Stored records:
■ ■ ■ ■ ■ ■ ■

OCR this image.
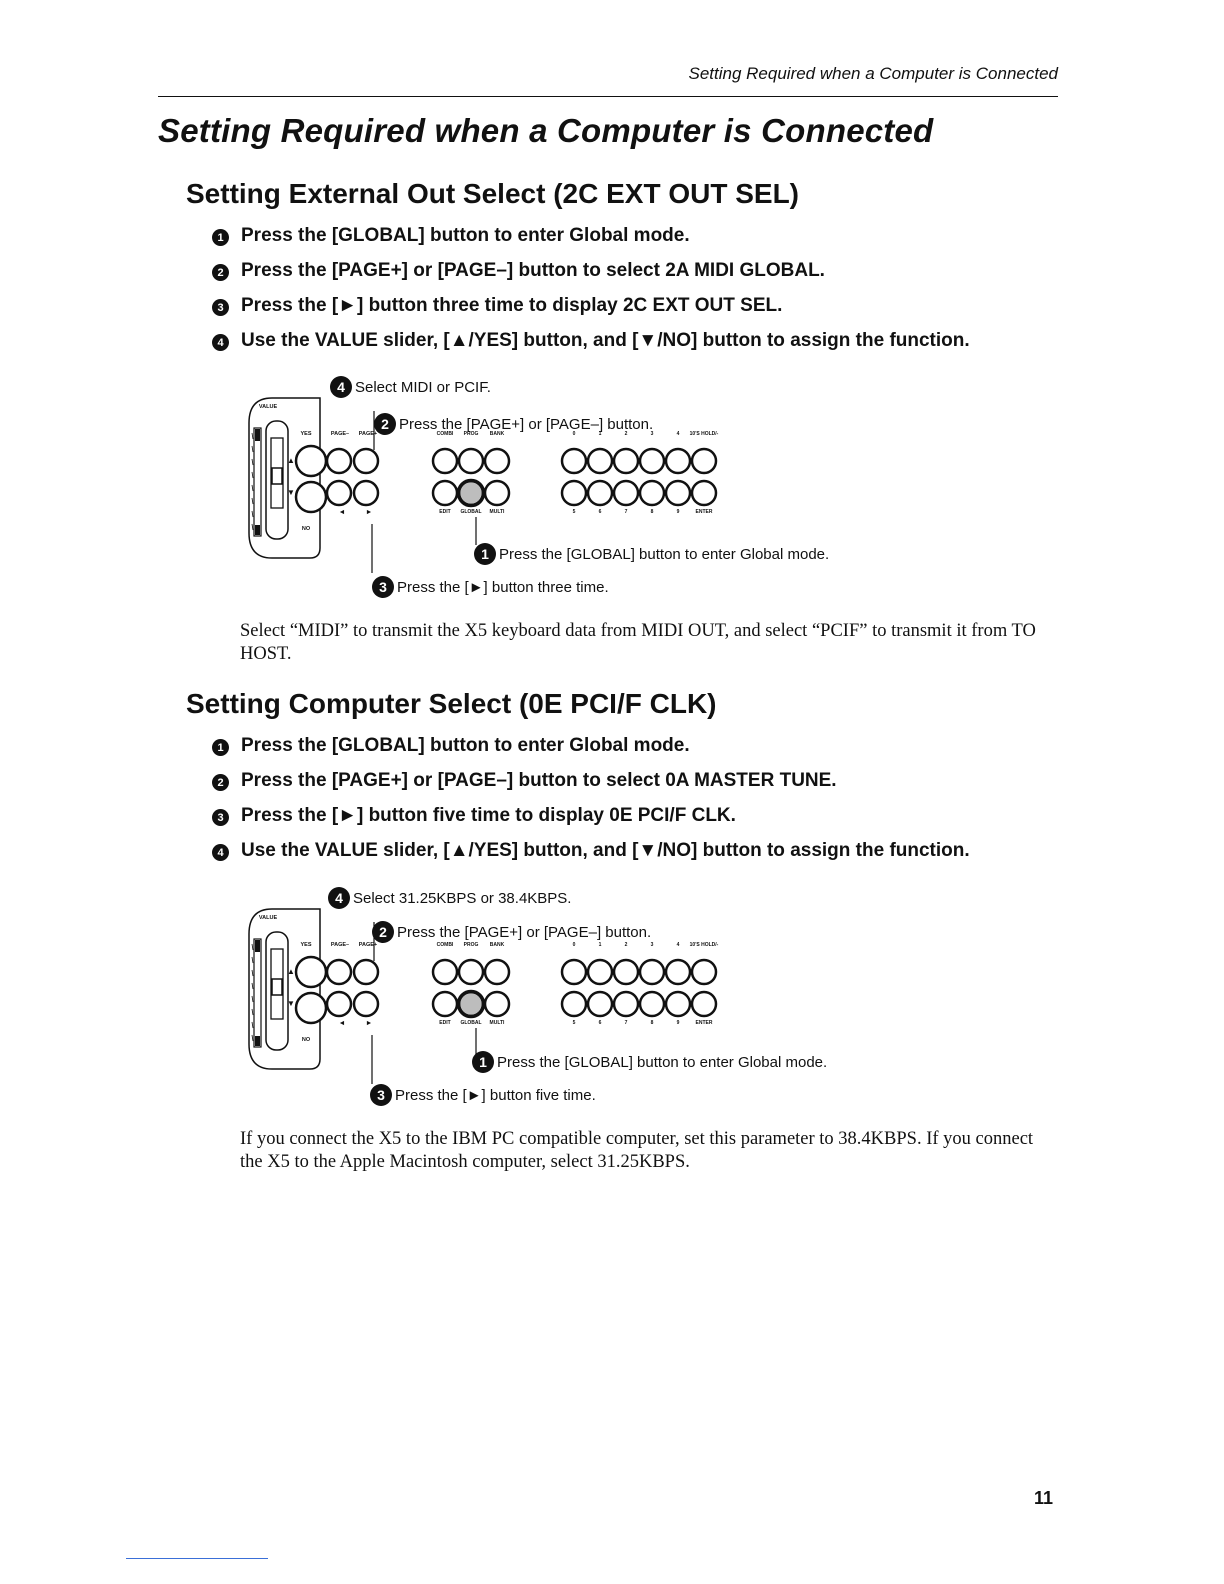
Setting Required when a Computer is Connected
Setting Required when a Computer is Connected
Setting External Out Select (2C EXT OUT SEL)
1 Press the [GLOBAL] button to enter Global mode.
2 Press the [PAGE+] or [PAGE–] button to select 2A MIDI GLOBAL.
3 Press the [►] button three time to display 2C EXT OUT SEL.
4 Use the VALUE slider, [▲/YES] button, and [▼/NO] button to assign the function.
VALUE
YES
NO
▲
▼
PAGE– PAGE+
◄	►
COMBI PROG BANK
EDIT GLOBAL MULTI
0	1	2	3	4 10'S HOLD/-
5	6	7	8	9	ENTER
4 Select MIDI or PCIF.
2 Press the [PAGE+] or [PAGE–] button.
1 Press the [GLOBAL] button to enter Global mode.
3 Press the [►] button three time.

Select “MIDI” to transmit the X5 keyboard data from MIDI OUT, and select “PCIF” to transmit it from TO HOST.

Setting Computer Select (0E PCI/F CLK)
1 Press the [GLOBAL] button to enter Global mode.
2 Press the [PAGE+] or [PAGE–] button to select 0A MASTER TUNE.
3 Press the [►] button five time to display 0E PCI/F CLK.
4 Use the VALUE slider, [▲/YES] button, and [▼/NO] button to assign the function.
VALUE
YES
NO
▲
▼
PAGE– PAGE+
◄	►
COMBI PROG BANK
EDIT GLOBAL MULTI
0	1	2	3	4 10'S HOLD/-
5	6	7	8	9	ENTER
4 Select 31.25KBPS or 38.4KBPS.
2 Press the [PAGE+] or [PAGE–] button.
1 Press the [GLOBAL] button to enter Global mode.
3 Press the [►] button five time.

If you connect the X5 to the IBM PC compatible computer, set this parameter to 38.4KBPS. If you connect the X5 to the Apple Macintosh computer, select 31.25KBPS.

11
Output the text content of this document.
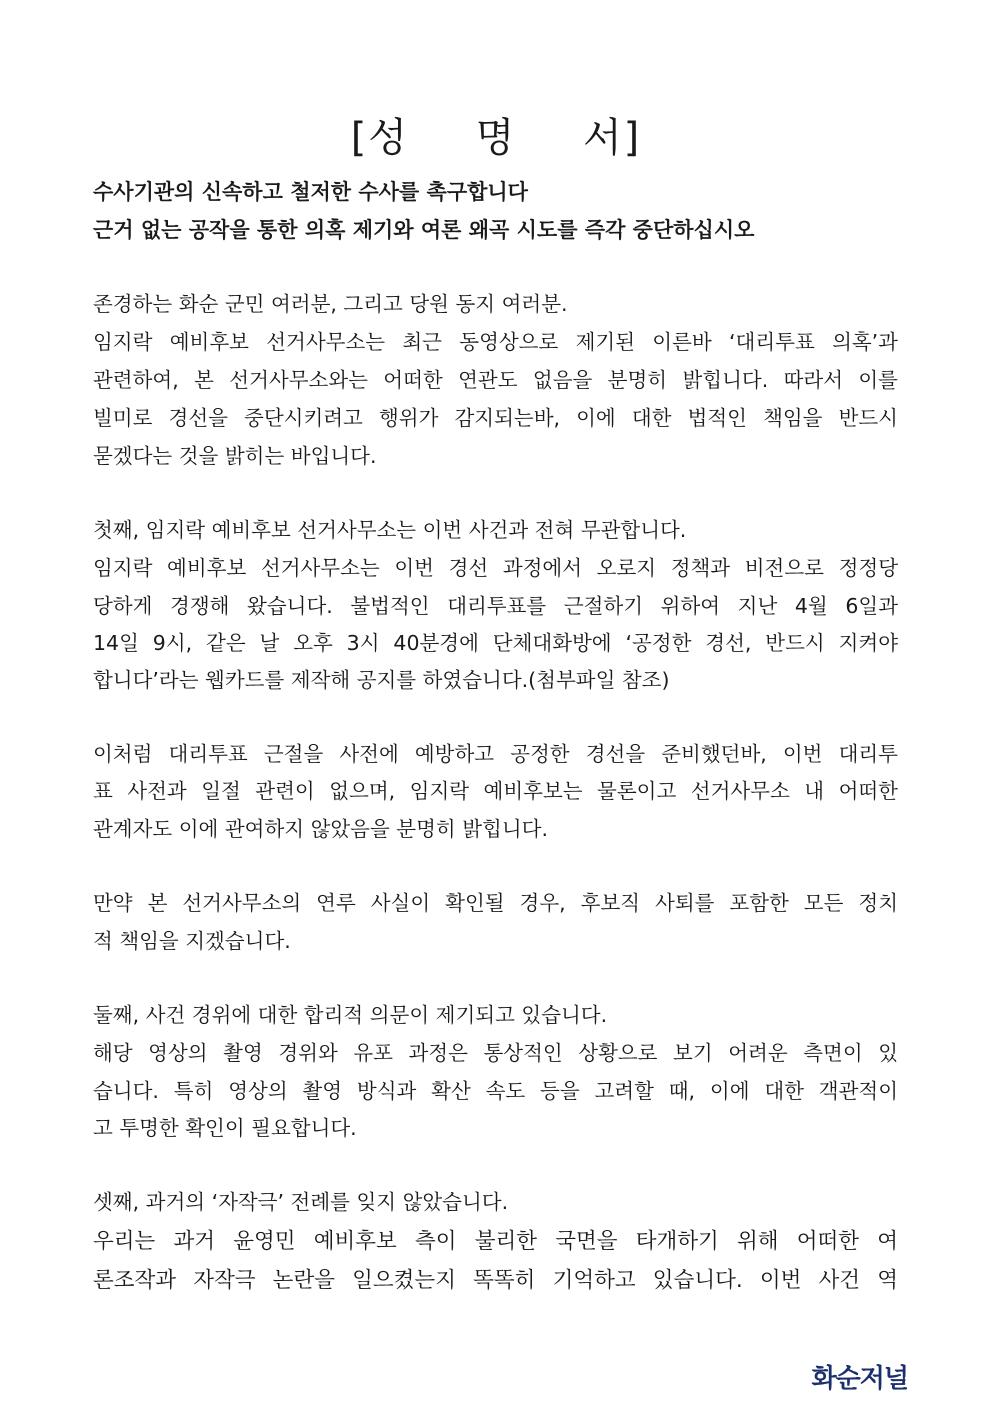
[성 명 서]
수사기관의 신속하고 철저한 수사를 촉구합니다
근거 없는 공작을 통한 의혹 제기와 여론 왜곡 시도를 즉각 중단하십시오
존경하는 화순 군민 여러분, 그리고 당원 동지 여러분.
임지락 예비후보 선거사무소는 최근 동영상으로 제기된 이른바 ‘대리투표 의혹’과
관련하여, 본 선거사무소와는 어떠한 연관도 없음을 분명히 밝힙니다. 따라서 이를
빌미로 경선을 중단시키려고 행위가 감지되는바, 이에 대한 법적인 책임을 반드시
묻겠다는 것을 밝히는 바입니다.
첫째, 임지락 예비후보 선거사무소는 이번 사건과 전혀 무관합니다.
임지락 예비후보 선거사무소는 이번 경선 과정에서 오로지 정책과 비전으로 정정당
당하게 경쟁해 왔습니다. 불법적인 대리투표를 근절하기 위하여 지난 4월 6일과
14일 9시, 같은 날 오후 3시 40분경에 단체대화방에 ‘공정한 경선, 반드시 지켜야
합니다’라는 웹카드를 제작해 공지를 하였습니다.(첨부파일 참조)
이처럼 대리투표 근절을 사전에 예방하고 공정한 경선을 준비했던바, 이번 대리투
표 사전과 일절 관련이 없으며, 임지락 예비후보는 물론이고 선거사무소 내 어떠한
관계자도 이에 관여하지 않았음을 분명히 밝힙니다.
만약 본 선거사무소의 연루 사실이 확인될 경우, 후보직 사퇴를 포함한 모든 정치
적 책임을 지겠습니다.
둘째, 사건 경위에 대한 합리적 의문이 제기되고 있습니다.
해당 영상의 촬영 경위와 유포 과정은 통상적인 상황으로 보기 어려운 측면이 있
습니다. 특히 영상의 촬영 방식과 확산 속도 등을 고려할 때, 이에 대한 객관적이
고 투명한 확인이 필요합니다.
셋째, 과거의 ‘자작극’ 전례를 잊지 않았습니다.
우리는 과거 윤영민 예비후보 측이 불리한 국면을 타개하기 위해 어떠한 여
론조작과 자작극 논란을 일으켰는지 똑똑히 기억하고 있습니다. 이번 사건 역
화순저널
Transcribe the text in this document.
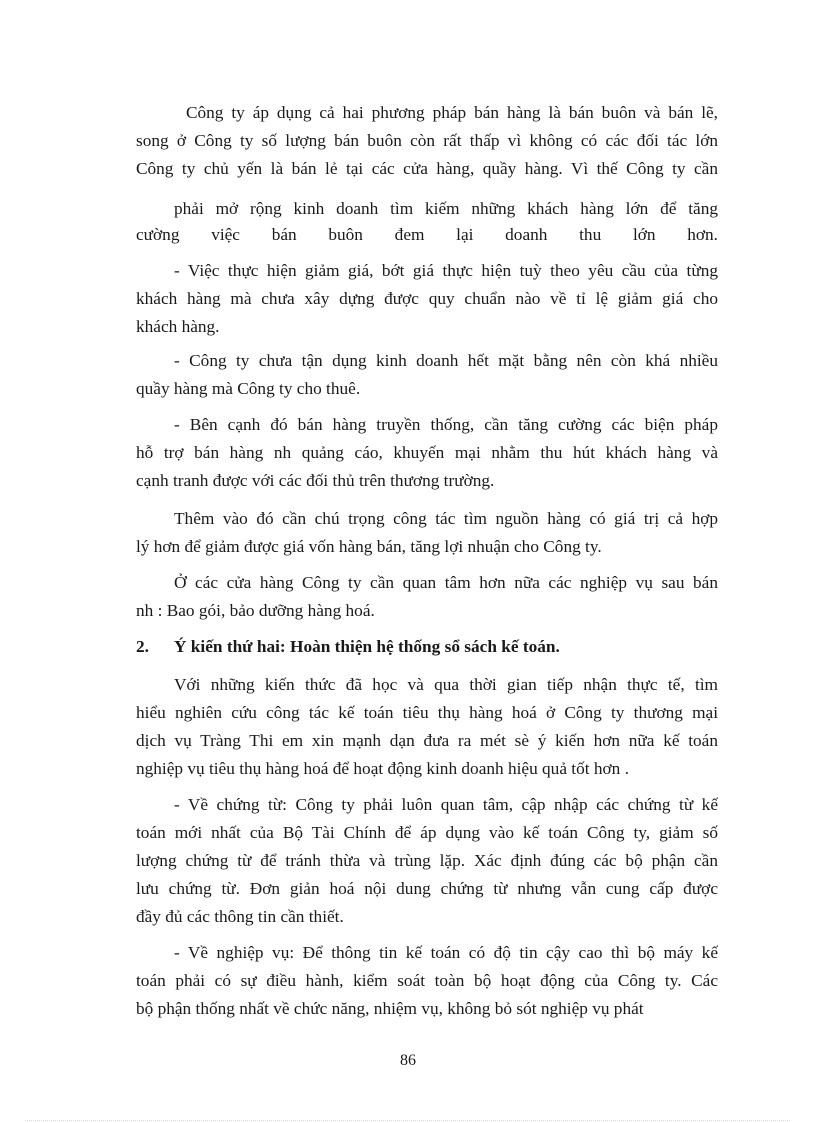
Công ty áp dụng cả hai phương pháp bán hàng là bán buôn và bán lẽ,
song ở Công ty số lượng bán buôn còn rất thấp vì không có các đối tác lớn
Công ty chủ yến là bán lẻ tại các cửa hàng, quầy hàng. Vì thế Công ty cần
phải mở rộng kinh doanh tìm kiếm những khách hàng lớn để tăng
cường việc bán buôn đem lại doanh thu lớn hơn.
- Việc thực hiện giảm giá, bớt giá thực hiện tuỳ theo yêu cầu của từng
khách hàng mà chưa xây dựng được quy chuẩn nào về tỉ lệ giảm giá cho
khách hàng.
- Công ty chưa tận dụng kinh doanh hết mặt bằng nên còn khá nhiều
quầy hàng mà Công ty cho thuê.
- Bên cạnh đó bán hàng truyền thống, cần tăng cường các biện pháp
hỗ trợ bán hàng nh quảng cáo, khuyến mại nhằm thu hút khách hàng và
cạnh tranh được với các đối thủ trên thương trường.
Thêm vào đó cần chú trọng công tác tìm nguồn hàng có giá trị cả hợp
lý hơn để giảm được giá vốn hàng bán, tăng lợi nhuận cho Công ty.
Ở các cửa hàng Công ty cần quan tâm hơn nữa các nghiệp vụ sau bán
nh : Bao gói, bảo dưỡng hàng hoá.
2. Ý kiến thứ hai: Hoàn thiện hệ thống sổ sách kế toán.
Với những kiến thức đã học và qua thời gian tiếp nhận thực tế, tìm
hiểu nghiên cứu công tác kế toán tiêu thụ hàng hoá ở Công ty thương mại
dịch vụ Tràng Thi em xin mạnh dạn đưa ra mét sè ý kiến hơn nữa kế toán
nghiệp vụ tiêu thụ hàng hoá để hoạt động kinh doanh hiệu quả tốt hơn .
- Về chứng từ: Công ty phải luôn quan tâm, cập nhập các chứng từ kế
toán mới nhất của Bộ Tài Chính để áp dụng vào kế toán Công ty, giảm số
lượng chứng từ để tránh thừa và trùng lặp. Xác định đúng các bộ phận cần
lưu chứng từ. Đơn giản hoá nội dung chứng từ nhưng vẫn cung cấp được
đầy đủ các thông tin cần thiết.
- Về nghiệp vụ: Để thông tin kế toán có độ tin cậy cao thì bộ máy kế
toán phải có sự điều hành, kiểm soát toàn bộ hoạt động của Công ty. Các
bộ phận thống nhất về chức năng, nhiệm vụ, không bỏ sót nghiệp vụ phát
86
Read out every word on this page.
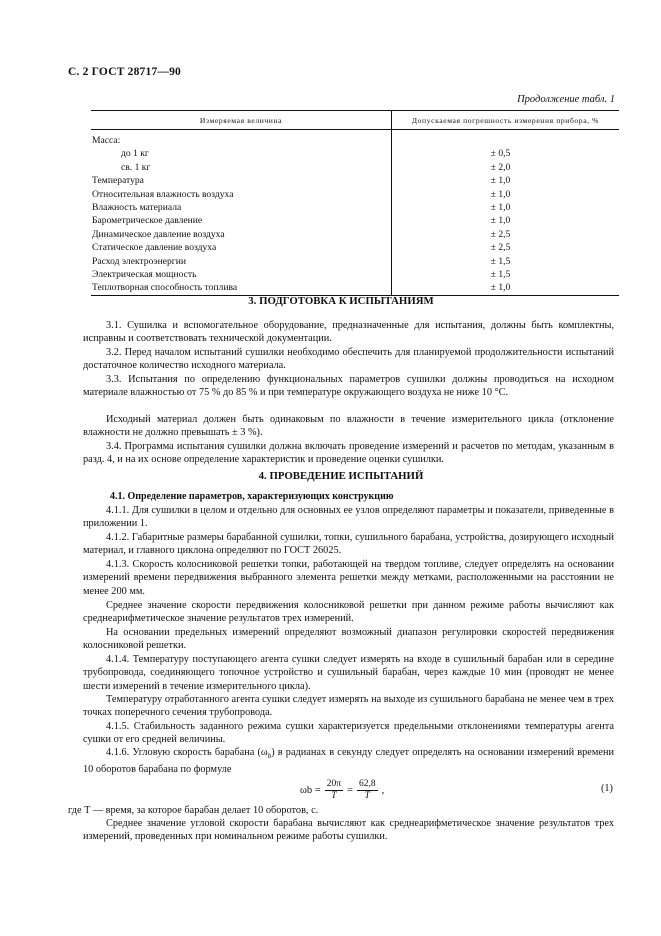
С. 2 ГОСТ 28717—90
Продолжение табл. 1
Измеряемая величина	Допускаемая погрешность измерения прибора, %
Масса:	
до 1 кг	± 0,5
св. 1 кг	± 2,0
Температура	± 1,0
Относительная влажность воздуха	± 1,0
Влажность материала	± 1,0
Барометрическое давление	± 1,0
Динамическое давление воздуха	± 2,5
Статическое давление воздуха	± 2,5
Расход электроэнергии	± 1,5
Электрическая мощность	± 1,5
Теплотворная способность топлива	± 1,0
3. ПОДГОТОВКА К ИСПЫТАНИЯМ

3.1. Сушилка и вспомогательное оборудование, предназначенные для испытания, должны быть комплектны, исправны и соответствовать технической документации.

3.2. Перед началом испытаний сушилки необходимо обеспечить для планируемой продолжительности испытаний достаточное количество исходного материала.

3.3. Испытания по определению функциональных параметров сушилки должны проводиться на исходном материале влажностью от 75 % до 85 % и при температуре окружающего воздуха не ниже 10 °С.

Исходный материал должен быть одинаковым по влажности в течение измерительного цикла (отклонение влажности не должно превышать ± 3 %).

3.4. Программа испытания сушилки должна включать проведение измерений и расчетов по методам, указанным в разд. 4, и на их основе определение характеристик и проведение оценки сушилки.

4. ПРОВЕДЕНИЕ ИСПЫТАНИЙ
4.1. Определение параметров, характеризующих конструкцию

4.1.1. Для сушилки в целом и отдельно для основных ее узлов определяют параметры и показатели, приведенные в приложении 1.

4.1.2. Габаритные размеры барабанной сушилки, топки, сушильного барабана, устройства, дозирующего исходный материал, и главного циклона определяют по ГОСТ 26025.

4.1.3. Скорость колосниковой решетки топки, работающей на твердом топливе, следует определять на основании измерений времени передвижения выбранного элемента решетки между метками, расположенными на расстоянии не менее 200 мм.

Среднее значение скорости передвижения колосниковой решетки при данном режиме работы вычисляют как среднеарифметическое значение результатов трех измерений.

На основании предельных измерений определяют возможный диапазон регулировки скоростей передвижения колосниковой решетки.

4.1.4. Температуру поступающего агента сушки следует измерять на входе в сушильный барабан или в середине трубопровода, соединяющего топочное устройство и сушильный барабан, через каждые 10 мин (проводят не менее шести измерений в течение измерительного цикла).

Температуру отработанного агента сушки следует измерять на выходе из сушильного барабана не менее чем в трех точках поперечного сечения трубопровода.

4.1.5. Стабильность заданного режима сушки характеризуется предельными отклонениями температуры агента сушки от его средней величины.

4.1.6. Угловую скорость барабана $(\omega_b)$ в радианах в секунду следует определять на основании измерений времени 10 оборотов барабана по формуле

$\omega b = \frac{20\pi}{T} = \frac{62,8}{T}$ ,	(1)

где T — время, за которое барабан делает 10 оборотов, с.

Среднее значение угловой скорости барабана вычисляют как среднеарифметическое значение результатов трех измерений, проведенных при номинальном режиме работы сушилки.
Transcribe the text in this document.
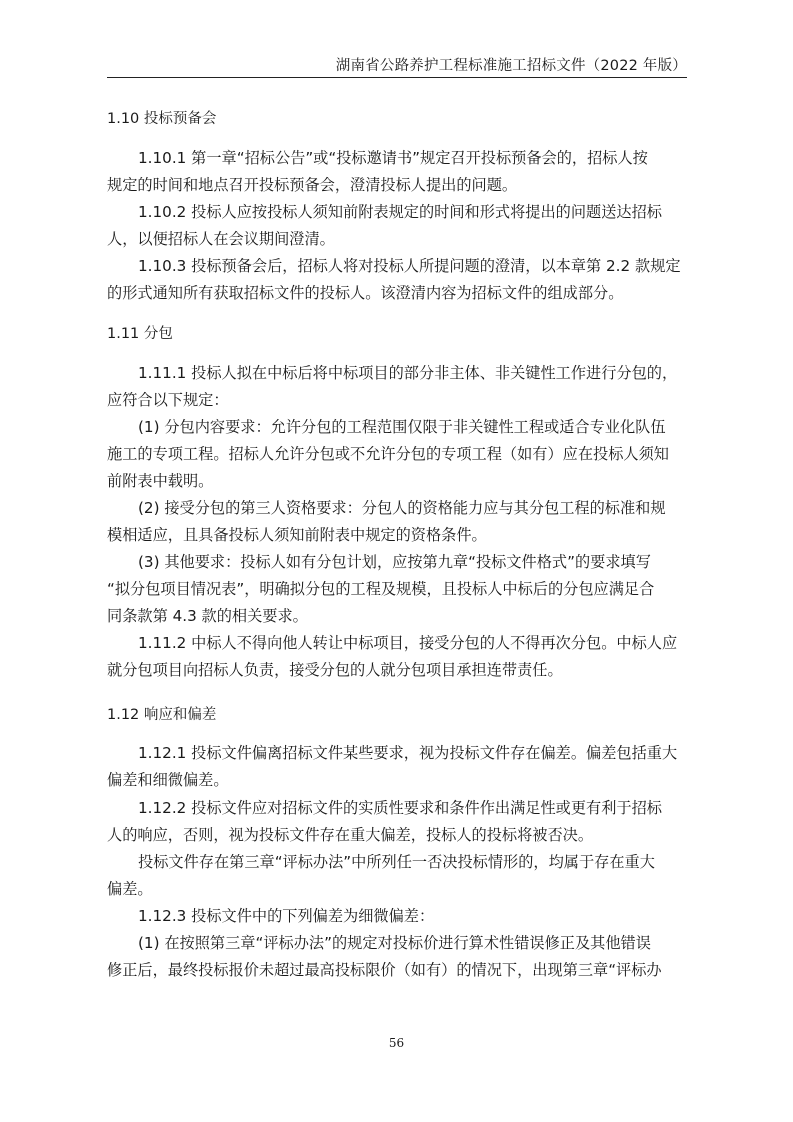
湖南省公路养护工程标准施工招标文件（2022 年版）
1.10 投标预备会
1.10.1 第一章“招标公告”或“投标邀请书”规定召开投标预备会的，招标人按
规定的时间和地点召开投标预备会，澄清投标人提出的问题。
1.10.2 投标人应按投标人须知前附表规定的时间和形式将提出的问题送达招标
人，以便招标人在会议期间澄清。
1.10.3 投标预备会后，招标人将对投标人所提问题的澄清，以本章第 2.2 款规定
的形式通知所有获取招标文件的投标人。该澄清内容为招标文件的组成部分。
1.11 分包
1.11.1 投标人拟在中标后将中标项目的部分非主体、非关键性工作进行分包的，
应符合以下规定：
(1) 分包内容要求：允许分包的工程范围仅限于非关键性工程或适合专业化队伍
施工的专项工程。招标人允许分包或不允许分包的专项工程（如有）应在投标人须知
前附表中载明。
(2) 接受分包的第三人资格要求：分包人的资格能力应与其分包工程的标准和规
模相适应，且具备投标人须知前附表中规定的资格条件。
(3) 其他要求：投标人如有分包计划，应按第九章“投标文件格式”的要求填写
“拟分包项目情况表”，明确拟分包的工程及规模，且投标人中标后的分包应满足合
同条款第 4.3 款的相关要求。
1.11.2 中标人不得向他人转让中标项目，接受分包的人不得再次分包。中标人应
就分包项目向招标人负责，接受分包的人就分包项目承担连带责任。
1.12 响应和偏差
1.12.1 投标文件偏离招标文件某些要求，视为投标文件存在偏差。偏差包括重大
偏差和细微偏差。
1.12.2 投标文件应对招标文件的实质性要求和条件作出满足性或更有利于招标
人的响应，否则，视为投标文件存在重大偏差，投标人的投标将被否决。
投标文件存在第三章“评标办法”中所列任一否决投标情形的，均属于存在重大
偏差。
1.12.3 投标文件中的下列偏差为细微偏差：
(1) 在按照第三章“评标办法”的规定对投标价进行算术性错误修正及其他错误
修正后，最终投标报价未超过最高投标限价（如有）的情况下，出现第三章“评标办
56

■ ■ ■ ■ ■ ■ ■

● Task description: Among the lines of the data above, count those holding "основании" and state only the number.

● Response: 3